** begin TASK INPUT **
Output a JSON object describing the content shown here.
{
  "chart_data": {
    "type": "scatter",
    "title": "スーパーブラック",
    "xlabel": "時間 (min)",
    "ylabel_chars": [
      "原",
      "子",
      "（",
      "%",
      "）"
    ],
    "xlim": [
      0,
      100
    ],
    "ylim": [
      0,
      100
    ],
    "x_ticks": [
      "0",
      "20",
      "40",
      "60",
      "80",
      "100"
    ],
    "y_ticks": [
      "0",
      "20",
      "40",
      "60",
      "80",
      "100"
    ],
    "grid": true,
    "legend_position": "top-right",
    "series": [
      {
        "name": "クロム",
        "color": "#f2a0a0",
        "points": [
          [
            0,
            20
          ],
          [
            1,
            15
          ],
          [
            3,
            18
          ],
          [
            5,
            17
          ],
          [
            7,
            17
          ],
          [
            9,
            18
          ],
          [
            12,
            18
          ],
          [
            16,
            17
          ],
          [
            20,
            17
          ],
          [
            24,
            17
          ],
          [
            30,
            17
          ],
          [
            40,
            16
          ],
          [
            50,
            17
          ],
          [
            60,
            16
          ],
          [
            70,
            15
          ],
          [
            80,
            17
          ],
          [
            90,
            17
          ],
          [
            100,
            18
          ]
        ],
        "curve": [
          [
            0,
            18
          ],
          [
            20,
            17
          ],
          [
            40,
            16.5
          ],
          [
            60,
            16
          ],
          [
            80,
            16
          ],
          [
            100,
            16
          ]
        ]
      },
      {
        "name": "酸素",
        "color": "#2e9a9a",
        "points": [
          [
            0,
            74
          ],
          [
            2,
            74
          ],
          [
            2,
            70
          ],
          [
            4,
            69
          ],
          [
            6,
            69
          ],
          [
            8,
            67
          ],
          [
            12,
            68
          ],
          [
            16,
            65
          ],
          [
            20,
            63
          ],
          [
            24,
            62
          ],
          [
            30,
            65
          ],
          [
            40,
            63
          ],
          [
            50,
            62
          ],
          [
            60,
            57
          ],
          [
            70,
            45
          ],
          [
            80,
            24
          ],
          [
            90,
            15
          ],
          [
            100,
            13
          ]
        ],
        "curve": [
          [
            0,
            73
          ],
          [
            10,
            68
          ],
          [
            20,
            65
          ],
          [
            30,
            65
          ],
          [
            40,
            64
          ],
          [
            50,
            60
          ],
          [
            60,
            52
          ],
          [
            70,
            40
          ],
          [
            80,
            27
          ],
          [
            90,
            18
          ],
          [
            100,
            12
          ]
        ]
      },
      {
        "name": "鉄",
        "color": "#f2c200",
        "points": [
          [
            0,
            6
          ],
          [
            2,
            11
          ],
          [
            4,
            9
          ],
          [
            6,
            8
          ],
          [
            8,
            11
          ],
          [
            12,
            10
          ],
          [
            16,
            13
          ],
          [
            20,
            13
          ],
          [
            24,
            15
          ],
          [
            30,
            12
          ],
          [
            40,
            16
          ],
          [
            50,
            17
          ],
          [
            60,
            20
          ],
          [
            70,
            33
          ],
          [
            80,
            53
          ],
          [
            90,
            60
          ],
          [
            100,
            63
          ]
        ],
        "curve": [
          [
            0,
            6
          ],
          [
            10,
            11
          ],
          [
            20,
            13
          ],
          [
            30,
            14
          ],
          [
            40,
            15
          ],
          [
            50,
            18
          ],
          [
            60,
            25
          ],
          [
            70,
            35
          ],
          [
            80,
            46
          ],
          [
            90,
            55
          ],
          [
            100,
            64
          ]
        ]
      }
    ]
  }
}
** end TASK INPUT **
* _EXERCISE GOAL_
What count of lines in the listing contain the word "color"? Reply with the number only.

* _WRITTEN SOLUTION_
3